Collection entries

[BEGIN]

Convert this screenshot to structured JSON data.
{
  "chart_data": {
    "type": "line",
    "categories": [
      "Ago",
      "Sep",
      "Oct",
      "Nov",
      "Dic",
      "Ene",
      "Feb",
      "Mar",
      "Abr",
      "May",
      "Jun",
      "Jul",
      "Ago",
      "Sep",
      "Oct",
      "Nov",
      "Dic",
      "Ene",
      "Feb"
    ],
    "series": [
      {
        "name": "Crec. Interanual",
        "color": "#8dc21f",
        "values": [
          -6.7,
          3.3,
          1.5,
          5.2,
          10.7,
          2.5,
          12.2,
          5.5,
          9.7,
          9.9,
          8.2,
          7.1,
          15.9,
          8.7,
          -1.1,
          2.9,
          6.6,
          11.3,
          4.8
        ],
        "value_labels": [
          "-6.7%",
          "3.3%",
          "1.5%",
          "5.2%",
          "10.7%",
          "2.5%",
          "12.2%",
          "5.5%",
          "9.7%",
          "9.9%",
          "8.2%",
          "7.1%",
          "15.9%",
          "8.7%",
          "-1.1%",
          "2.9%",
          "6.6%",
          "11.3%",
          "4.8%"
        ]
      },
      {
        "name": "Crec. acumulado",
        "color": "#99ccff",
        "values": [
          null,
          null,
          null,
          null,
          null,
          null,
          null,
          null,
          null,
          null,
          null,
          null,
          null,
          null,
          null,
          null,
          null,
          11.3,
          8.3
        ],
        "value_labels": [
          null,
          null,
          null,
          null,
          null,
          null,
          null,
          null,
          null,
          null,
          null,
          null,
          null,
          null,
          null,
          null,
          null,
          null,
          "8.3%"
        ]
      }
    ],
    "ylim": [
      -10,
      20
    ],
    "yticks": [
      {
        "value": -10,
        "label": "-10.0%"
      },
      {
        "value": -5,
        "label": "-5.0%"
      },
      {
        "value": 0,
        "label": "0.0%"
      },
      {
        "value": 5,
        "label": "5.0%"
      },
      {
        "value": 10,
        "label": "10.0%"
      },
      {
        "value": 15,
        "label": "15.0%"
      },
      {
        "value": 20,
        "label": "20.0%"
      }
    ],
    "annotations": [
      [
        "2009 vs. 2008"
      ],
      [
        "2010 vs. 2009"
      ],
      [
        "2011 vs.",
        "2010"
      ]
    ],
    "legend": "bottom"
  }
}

[END]

Scan the data above; copy every line where "name" appears.

### EXPECTED OUTPUT:
        "name": "Crec. Interanual",
        "name": "Crec. acumulado",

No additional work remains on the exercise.